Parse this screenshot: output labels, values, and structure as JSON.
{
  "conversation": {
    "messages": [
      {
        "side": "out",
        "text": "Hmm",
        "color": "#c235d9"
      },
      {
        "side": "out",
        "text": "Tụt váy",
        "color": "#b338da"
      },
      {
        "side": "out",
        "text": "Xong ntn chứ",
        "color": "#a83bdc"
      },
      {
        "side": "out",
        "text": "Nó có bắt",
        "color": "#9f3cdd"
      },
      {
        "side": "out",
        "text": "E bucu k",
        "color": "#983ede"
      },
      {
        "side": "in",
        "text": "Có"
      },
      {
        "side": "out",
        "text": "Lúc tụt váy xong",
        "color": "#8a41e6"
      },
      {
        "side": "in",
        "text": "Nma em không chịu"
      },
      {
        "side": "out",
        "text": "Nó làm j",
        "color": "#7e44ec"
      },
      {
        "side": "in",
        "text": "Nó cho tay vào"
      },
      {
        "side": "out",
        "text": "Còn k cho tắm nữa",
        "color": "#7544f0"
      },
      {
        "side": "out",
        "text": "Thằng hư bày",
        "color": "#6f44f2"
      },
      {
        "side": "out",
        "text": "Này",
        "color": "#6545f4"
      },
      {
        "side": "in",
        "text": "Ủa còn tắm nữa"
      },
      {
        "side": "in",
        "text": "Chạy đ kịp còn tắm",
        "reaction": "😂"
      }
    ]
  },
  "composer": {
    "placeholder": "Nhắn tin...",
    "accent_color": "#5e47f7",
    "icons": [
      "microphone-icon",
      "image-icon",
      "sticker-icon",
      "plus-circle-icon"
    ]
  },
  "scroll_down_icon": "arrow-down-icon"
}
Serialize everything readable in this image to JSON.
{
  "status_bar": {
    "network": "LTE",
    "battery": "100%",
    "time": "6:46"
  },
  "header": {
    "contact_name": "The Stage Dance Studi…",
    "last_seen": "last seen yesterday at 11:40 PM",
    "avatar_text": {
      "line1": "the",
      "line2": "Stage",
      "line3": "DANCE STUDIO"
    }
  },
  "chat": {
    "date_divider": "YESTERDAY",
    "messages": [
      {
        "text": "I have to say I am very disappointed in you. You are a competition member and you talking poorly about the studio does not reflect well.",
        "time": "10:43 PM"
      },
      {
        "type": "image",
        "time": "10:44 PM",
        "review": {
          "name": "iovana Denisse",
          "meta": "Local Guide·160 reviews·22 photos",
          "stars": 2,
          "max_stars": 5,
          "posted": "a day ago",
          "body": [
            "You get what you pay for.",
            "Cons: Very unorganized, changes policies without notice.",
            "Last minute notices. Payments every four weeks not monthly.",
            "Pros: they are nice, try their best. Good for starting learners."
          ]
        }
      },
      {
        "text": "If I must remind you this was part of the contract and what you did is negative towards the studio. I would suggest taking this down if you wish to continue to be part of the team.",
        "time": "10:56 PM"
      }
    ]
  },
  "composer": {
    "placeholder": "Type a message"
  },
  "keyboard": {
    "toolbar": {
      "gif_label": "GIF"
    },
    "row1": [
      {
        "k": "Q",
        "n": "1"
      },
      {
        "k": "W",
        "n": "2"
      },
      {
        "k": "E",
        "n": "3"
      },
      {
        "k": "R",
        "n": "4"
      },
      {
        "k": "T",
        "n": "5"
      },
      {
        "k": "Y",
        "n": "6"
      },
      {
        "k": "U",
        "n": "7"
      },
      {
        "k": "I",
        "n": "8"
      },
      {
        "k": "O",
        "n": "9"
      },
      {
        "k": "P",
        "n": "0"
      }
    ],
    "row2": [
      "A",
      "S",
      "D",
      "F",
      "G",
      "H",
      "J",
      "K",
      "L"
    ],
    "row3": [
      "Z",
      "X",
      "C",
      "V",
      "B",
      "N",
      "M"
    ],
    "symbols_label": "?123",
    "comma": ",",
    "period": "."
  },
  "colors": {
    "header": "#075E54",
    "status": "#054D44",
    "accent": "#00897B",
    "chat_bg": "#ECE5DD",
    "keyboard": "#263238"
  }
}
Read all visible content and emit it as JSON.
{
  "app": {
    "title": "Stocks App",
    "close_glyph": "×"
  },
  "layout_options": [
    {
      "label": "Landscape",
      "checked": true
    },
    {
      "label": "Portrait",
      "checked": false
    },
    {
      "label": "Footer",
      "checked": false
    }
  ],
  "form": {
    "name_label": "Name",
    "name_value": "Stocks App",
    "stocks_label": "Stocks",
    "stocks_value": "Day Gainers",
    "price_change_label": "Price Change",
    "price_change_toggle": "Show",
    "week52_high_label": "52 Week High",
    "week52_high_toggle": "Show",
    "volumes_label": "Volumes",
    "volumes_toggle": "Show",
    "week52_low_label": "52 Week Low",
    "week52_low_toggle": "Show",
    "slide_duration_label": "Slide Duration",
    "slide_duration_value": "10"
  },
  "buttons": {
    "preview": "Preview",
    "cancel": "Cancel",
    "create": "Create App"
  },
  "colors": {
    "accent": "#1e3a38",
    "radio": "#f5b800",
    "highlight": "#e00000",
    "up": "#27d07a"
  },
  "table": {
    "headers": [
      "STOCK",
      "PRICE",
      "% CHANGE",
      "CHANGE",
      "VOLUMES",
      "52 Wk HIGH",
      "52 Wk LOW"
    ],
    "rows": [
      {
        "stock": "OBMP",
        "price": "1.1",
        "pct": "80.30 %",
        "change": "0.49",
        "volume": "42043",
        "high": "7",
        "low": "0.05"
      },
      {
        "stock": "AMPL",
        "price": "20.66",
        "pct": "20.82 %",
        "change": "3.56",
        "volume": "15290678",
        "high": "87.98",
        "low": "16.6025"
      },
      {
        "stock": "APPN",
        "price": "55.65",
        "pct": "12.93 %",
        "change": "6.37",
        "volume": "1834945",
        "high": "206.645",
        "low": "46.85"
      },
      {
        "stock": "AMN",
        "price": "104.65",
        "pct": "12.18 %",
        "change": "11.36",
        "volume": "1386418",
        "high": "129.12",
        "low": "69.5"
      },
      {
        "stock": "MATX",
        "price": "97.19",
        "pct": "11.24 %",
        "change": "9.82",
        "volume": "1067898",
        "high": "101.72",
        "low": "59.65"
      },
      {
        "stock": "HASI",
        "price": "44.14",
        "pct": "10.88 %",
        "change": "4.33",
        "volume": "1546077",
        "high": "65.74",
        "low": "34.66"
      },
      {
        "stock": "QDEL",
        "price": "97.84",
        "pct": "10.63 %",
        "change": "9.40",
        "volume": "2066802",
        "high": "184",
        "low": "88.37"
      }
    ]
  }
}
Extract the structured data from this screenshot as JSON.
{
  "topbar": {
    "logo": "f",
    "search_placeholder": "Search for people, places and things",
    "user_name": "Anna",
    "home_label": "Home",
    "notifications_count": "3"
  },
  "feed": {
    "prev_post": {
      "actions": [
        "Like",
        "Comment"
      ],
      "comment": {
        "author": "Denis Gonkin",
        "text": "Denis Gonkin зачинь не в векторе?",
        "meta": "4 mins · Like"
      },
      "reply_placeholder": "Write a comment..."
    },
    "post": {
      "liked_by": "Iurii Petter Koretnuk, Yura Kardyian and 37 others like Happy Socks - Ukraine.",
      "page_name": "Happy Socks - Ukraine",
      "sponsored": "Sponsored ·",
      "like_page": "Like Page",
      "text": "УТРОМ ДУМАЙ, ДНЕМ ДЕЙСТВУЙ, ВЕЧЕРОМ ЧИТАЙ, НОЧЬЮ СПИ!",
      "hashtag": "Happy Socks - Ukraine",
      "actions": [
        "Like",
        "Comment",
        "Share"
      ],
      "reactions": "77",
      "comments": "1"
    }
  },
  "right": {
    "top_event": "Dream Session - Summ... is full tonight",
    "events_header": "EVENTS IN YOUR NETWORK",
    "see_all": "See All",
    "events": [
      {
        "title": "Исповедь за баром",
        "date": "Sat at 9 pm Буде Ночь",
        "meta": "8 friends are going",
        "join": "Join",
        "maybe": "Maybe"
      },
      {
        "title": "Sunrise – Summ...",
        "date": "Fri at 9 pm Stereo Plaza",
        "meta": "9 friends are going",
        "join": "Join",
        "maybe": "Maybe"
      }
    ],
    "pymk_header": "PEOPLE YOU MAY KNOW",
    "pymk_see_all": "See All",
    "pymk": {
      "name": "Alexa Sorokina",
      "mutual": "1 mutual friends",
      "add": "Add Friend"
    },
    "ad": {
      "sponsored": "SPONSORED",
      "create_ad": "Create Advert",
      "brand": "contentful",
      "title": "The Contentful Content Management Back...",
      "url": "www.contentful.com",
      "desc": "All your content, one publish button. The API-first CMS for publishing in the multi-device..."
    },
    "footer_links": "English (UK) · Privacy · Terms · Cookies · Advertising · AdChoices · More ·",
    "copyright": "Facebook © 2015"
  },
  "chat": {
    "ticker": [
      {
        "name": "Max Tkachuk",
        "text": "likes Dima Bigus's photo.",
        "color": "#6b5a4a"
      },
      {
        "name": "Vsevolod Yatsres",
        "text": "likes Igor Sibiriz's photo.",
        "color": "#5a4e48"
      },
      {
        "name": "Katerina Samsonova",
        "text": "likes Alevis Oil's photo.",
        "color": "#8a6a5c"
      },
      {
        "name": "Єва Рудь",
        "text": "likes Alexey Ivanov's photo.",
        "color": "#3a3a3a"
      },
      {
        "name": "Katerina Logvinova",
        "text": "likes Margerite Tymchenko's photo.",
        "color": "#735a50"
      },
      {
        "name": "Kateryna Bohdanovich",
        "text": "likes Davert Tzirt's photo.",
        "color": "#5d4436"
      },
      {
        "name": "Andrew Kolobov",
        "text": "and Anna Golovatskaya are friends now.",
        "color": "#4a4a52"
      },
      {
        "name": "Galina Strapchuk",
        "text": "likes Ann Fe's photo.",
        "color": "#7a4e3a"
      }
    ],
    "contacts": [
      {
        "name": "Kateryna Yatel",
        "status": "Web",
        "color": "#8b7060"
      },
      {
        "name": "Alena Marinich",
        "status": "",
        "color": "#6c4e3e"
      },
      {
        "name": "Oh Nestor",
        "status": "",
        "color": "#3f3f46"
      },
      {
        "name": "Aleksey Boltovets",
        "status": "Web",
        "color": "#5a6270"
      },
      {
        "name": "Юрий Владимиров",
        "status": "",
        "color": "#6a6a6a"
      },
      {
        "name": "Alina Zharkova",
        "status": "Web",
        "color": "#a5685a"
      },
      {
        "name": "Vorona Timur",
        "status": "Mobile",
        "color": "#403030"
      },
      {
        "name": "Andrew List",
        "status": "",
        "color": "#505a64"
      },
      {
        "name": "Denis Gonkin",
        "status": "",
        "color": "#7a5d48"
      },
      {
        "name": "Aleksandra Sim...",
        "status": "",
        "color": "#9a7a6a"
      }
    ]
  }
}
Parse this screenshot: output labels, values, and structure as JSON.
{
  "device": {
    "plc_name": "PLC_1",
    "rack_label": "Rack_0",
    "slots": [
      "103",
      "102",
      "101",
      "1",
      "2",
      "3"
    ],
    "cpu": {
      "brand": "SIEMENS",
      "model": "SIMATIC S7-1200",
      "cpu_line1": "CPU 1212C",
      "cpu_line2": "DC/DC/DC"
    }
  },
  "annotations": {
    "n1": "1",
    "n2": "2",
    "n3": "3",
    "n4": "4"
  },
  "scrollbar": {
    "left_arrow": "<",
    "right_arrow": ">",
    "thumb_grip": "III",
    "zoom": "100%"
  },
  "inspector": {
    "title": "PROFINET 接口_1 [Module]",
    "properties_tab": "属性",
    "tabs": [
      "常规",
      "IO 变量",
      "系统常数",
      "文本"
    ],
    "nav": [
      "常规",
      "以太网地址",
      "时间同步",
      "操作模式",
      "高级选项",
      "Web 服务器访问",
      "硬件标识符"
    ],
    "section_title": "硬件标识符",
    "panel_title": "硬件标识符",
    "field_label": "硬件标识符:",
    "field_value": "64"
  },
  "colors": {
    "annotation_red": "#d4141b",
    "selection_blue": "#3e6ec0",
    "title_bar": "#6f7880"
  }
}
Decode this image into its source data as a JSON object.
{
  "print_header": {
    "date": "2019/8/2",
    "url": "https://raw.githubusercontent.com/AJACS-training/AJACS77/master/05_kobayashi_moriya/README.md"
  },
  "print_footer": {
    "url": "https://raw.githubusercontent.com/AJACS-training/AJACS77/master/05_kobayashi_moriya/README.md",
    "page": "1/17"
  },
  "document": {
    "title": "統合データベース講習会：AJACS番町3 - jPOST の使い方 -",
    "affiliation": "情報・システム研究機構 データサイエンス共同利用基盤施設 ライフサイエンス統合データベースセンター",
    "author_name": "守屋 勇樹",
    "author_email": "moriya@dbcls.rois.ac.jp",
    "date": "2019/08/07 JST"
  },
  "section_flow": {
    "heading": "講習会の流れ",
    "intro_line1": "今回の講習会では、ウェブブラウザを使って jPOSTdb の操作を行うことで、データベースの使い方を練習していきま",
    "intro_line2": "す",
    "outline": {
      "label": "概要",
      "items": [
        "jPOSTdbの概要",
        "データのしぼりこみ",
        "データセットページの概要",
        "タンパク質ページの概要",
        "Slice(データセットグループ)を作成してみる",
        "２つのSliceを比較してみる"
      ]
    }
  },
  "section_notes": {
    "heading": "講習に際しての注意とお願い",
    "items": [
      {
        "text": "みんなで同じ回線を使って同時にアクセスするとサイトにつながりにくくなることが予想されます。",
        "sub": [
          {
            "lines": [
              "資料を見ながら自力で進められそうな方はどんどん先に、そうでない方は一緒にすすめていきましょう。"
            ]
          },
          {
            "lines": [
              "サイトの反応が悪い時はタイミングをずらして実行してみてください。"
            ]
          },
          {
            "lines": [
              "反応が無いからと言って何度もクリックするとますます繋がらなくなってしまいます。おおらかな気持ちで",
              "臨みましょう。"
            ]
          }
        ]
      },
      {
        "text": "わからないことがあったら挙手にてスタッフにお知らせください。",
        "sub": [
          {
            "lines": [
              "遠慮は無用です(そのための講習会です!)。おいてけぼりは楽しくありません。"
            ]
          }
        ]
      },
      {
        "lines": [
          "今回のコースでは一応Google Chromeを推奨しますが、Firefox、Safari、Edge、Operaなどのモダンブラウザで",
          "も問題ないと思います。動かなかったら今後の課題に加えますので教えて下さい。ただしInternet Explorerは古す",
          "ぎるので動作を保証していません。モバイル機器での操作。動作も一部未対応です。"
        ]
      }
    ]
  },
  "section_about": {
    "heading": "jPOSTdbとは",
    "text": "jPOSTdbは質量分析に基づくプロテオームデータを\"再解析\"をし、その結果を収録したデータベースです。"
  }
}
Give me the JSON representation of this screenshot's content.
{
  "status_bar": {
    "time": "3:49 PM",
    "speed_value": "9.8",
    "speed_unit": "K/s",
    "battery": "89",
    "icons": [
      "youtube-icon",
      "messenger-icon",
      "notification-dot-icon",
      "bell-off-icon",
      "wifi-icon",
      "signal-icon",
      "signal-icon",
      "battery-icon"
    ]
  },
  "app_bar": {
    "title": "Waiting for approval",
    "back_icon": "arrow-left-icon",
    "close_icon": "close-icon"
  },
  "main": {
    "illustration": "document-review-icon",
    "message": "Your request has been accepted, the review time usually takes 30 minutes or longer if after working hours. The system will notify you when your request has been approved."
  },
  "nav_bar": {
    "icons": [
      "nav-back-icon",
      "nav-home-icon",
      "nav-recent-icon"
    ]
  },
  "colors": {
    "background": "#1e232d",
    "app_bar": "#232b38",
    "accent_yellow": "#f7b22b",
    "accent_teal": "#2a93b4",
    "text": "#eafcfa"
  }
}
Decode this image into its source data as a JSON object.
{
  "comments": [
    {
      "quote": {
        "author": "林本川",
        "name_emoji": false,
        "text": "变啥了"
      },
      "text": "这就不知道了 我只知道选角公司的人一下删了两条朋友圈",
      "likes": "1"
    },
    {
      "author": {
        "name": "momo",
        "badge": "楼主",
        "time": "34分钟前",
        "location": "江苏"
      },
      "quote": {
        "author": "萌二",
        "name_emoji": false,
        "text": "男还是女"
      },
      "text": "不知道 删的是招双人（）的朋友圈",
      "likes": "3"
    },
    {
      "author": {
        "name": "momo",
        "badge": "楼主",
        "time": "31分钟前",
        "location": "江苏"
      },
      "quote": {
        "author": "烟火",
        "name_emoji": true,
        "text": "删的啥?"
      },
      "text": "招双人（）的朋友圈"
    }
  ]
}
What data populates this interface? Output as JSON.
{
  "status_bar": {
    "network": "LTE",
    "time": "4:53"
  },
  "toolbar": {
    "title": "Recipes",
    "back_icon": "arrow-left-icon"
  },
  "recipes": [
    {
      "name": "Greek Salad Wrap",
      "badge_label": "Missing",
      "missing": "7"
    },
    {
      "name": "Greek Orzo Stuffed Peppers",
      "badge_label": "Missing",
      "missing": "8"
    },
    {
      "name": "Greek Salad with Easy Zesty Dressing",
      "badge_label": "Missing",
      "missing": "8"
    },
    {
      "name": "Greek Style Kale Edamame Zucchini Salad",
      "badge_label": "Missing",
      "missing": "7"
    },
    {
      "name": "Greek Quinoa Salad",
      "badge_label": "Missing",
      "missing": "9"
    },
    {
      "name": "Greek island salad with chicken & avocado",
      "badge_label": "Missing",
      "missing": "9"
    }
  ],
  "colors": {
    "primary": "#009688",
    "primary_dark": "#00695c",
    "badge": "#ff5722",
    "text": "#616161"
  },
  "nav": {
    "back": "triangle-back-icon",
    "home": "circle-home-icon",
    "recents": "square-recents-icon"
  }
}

* * * * *

** Given exercise **
Copy every line of the records above that contains "going".

** Task output **
        "meta": "8 friends are going",
        "meta": "9 friends are going",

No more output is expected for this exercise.